Records about charts and figures:
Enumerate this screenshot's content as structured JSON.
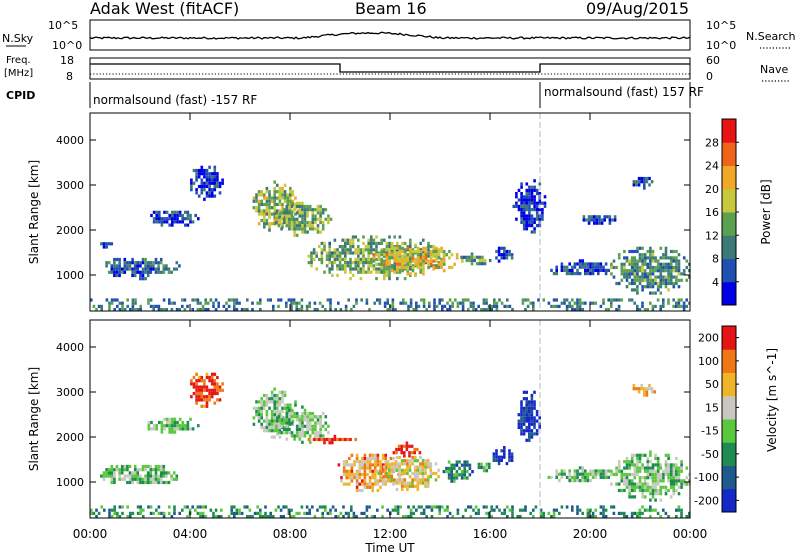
{
  "header": {
    "station": "Adak West (fitACF)",
    "beam": "Beam 16",
    "date": "09/Aug/2015"
  },
  "summary_panels": {
    "nsky_label": "N.Sky",
    "nsky_ticks": [
      "10^5",
      "10^0"
    ],
    "nsearch_label": "N.Search",
    "freq_label_1": "Freq.",
    "freq_label_2": "[MHz]",
    "freq_ticks": [
      "18",
      "8"
    ],
    "nave_label": "Nave",
    "nave_ticks": [
      "60",
      "0"
    ],
    "cpid_label": "CPID",
    "cpid_segments": [
      {
        "label": "normalsound (fast) -157 RF",
        "start_hour": 0,
        "end_hour": 18
      },
      {
        "label": "normalsound (fast) 157 RF",
        "start_hour": 18,
        "end_hour": 24
      }
    ]
  },
  "chart_data": [
    {
      "type": "heatmap",
      "name": "power",
      "ylabel": "Slant Range [km]",
      "xlabel": "Time UT",
      "xlim": [
        0,
        24
      ],
      "ylim": [
        200,
        4600
      ],
      "x_ticks": [
        "00:00",
        "04:00",
        "08:00",
        "12:00",
        "16:00",
        "20:00",
        "00:00"
      ],
      "y_ticks": [
        "1000",
        "2000",
        "3000",
        "4000"
      ],
      "colorbar": {
        "label": "Power [dB]",
        "ticks": [
          "4",
          "8",
          "12",
          "16",
          "20",
          "24",
          "28"
        ],
        "colors": [
          "#0000e6",
          "#2050b0",
          "#3c7a78",
          "#5aa050",
          "#c8c83c",
          "#f0a828",
          "#f06418",
          "#e61414"
        ]
      },
      "regions": [
        {
          "t0": 0.3,
          "t1": 3.6,
          "r0": 950,
          "r1": 1450,
          "level": 0.25
        },
        {
          "t0": 0.3,
          "t1": 0.9,
          "r0": 1650,
          "r1": 1800,
          "level": 0.15
        },
        {
          "t0": 2.2,
          "t1": 4.3,
          "r0": 2100,
          "r1": 2500,
          "level": 0.2
        },
        {
          "t0": 3.9,
          "t1": 5.3,
          "r0": 2700,
          "r1": 3500,
          "level": 0.12
        },
        {
          "t0": 6.4,
          "t1": 8.3,
          "r0": 2000,
          "r1": 3100,
          "level": 0.5
        },
        {
          "t0": 7.3,
          "t1": 9.6,
          "r0": 1900,
          "r1": 2700,
          "level": 0.45
        },
        {
          "t0": 8.6,
          "t1": 14.2,
          "r0": 900,
          "r1": 1950,
          "level": 0.42
        },
        {
          "t0": 11.1,
          "t1": 14.9,
          "r0": 1050,
          "r1": 1700,
          "level": 0.6
        },
        {
          "t0": 14.5,
          "t1": 16.0,
          "r0": 1250,
          "r1": 1500,
          "level": 0.35
        },
        {
          "t0": 16.0,
          "t1": 16.9,
          "r0": 1300,
          "r1": 1700,
          "level": 0.15
        },
        {
          "t0": 16.9,
          "t1": 18.2,
          "r0": 1950,
          "r1": 3200,
          "level": 0.12
        },
        {
          "t0": 18.2,
          "t1": 21.0,
          "r0": 1000,
          "r1": 1350,
          "level": 0.2
        },
        {
          "t0": 19.6,
          "t1": 21.1,
          "r0": 2150,
          "r1": 2400,
          "level": 0.18
        },
        {
          "t0": 20.7,
          "t1": 24.0,
          "r0": 600,
          "r1": 1700,
          "level": 0.35
        },
        {
          "t0": 21.6,
          "t1": 22.6,
          "r0": 2950,
          "r1": 3250,
          "level": 0.2
        },
        {
          "t0": 0.0,
          "t1": 24.0,
          "r0": 200,
          "r1": 480,
          "level": 0.3
        }
      ]
    },
    {
      "type": "heatmap",
      "name": "velocity",
      "ylabel": "Slant Range [km]",
      "xlabel": "Time UT",
      "xlim": [
        0,
        24
      ],
      "ylim": [
        200,
        4600
      ],
      "x_ticks": [
        "00:00",
        "04:00",
        "08:00",
        "12:00",
        "16:00",
        "20:00",
        "00:00"
      ],
      "y_ticks": [
        "1000",
        "2000",
        "3000",
        "4000"
      ],
      "colorbar": {
        "label": "Velocity [m s^-1]",
        "ticks": [
          "200",
          "100",
          "50",
          "15",
          "-15",
          "-50",
          "-100",
          "-200"
        ],
        "colors": [
          "#1428c8",
          "#1e5a8c",
          "#1e8c50",
          "#5ac83c",
          "#c8c8c0",
          "#f0b428",
          "#f07814",
          "#e61414"
        ]
      },
      "regions": [
        {
          "t0": 0.3,
          "t1": 3.6,
          "r0": 950,
          "r1": 1450,
          "level": 0.45
        },
        {
          "t0": 2.2,
          "t1": 4.3,
          "r0": 2100,
          "r1": 2500,
          "level": 0.45
        },
        {
          "t0": 3.9,
          "t1": 5.3,
          "r0": 2700,
          "r1": 3500,
          "level": 0.9
        },
        {
          "t0": 6.4,
          "t1": 8.3,
          "r0": 2000,
          "r1": 3100,
          "level": 0.45
        },
        {
          "t0": 7.3,
          "t1": 9.6,
          "r0": 1900,
          "r1": 2700,
          "level": 0.45
        },
        {
          "t0": 8.6,
          "t1": 10.8,
          "r0": 1900,
          "r1": 2050,
          "level": 0.95
        },
        {
          "t0": 9.8,
          "t1": 12.5,
          "r0": 800,
          "r1": 1700,
          "level": 0.72
        },
        {
          "t0": 11.5,
          "t1": 14.0,
          "r0": 800,
          "r1": 1650,
          "level": 0.62
        },
        {
          "t0": 12.0,
          "t1": 13.2,
          "r0": 1600,
          "r1": 1900,
          "level": 0.95
        },
        {
          "t0": 14.0,
          "t1": 15.4,
          "r0": 1000,
          "r1": 1550,
          "level": 0.28
        },
        {
          "t0": 15.4,
          "t1": 16.2,
          "r0": 1250,
          "r1": 1500,
          "level": 0.4
        },
        {
          "t0": 16.0,
          "t1": 17.0,
          "r0": 1400,
          "r1": 1800,
          "level": 0.05
        },
        {
          "t0": 17.0,
          "t1": 18.0,
          "r0": 1950,
          "r1": 3100,
          "level": 0.05
        },
        {
          "t0": 18.2,
          "t1": 21.0,
          "r0": 1000,
          "r1": 1350,
          "level": 0.45
        },
        {
          "t0": 20.7,
          "t1": 24.0,
          "r0": 600,
          "r1": 1700,
          "level": 0.45
        },
        {
          "t0": 21.6,
          "t1": 22.6,
          "r0": 2950,
          "r1": 3250,
          "level": 0.7
        },
        {
          "t0": 0.0,
          "t1": 24.0,
          "r0": 200,
          "r1": 480,
          "level": 0.3
        }
      ]
    }
  ]
}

■ REQUEST ■
Copy the data character for character, but drop all pictures from the copy.

■ CORRECT RESULT ■
Enumerate this screenshot's content as structured JSON.
{
  "header": {
    "station": "Adak West (fitACF)",
    "beam": "Beam 16",
    "date": "09/Aug/2015"
  },
  "summary_panels": {
    "nsky_label": "N.Sky",
    "nsky_ticks": [
      "10^5",
      "10^0"
    ],
    "nsearch_label": "N.Search",
    "freq_label_1": "Freq.",
    "freq_label_2": "[MHz]",
    "freq_ticks": [
      "18",
      "8"
    ],
    "nave_label": "Nave",
    "nave_ticks": [
      "60",
      "0"
    ],
    "cpid_label": "CPID",
    "cpid_segments": [
      {
        "label": "normalsound (fast) -157 RF",
        "start_hour": 0,
        "end_hour": 18
      },
      {
        "label": "normalsound (fast) 157 RF",
        "start_hour": 18,
        "end_hour": 24
      }
    ]
  },
  "chart_data": [
    {
      "type": "heatmap",
      "name": "power",
      "ylabel": "Slant Range [km]",
      "xlabel": "Time UT",
      "xlim": [
        0,
        24
      ],
      "ylim": [
        200,
        4600
      ],
      "x_ticks": [
        "00:00",
        "04:00",
        "08:00",
        "12:00",
        "16:00",
        "20:00",
        "00:00"
      ],
      "y_ticks": [
        "1000",
        "2000",
        "3000",
        "4000"
      ],
      "colorbar": {
        "label": "Power [dB]",
        "ticks": [
          "4",
          "8",
          "12",
          "16",
          "20",
          "24",
          "28"
        ],
        "colors": [
          "#0000e6",
          "#2050b0",
          "#3c7a78",
          "#5aa050",
          "#c8c83c",
          "#f0a828",
          "#f06418",
          "#e61414"
        ]
      },
      "regions": [
        {
          "t0": 0.3,
          "t1": 3.6,
          "r0": 950,
          "r1": 1450,
          "level": 0.25
        },
        {
          "t0": 0.3,
          "t1": 0.9,
          "r0": 1650,
          "r1": 1800,
          "level": 0.15
        },
        {
          "t0": 2.2,
          "t1": 4.3,
          "r0": 2100,
          "r1": 2500,
          "level": 0.2
        },
        {
          "t0": 3.9,
          "t1": 5.3,
          "r0": 2700,
          "r1": 3500,
          "level": 0.12
        },
        {
          "t0": 6.4,
          "t1": 8.3,
          "r0": 2000,
          "r1": 3100,
          "level": 0.5
        },
        {
          "t0": 7.3,
          "t1": 9.6,
          "r0": 1900,
          "r1": 2700,
          "level": 0.45
        },
        {
          "t0": 8.6,
          "t1": 14.2,
          "r0": 900,
          "r1": 1950,
          "level": 0.42
        },
        {
          "t0": 11.1,
          "t1": 14.9,
          "r0": 1050,
          "r1": 1700,
          "level": 0.6
        },
        {
          "t0": 14.5,
          "t1": 16.0,
          "r0": 1250,
          "r1": 1500,
          "level": 0.35
        },
        {
          "t0": 16.0,
          "t1": 16.9,
          "r0": 1300,
          "r1": 1700,
          "level": 0.15
        },
        {
          "t0": 16.9,
          "t1": 18.2,
          "r0": 1950,
          "r1": 3200,
          "level": 0.12
        },
        {
          "t0": 18.2,
          "t1": 21.0,
          "r0": 1000,
          "r1": 1350,
          "level": 0.2
        },
        {
          "t0": 19.6,
          "t1": 21.1,
          "r0": 2150,
          "r1": 2400,
          "level": 0.18
        },
        {
          "t0": 20.7,
          "t1": 24.0,
          "r0": 600,
          "r1": 1700,
          "level": 0.35
        },
        {
          "t0": 21.6,
          "t1": 22.6,
          "r0": 2950,
          "r1": 3250,
          "level": 0.2
        },
        {
          "t0": 0.0,
          "t1": 24.0,
          "r0": 200,
          "r1": 480,
          "level": 0.3
        }
      ]
    },
    {
      "type": "heatmap",
      "name": "velocity",
      "ylabel": "Slant Range [km]",
      "xlabel": "Time UT",
      "xlim": [
        0,
        24
      ],
      "ylim": [
        200,
        4600
      ],
      "x_ticks": [
        "00:00",
        "04:00",
        "08:00",
        "12:00",
        "16:00",
        "20:00",
        "00:00"
      ],
      "y_ticks": [
        "1000",
        "2000",
        "3000",
        "4000"
      ],
      "colorbar": {
        "label": "Velocity [m s^-1]",
        "ticks": [
          "200",
          "100",
          "50",
          "15",
          "-15",
          "-50",
          "-100",
          "-200"
        ],
        "colors": [
          "#1428c8",
          "#1e5a8c",
          "#1e8c50",
          "#5ac83c",
          "#c8c8c0",
          "#f0b428",
          "#f07814",
          "#e61414"
        ]
      },
      "regions": [
        {
          "t0": 0.3,
          "t1": 3.6,
          "r0": 950,
          "r1": 1450,
          "level": 0.45
        },
        {
          "t0": 2.2,
          "t1": 4.3,
          "r0": 2100,
          "r1": 2500,
          "level": 0.45
        },
        {
          "t0": 3.9,
          "t1": 5.3,
          "r0": 2700,
          "r1": 3500,
          "level": 0.9
        },
        {
          "t0": 6.4,
          "t1": 8.3,
          "r0": 2000,
          "r1": 3100,
          "level": 0.45
        },
        {
          "t0": 7.3,
          "t1": 9.6,
          "r0": 1900,
          "r1": 2700,
          "level": 0.45
        },
        {
          "t0": 8.6,
          "t1": 10.8,
          "r0": 1900,
          "r1": 2050,
          "level": 0.95
        },
        {
          "t0": 9.8,
          "t1": 12.5,
          "r0": 800,
          "r1": 1700,
          "level": 0.72
        },
        {
          "t0": 11.5,
          "t1": 14.0,
          "r0": 800,
          "r1": 1650,
          "level": 0.62
        },
        {
          "t0": 12.0,
          "t1": 13.2,
          "r0": 1600,
          "r1": 1900,
          "level": 0.95
        },
        {
          "t0": 14.0,
          "t1": 15.4,
          "r0": 1000,
          "r1": 1550,
          "level": 0.28
        },
        {
          "t0": 15.4,
          "t1": 16.2,
          "r0": 1250,
          "r1": 1500,
          "level": 0.4
        },
        {
          "t0": 16.0,
          "t1": 17.0,
          "r0": 1400,
          "r1": 1800,
          "level": 0.05
        },
        {
          "t0": 17.0,
          "t1": 18.0,
          "r0": 1950,
          "r1": 3100,
          "level": 0.05
        },
        {
          "t0": 18.2,
          "t1": 21.0,
          "r0": 1000,
          "r1": 1350,
          "level": 0.45
        },
        {
          "t0": 20.7,
          "t1": 24.0,
          "r0": 600,
          "r1": 1700,
          "level": 0.45
        },
        {
          "t0": 21.6,
          "t1": 22.6,
          "r0": 2950,
          "r1": 3250,
          "level": 0.7
        },
        {
          "t0": 0.0,
          "t1": 24.0,
          "r0": 200,
          "r1": 480,
          "level": 0.3
        }
      ]
    }
  ]
}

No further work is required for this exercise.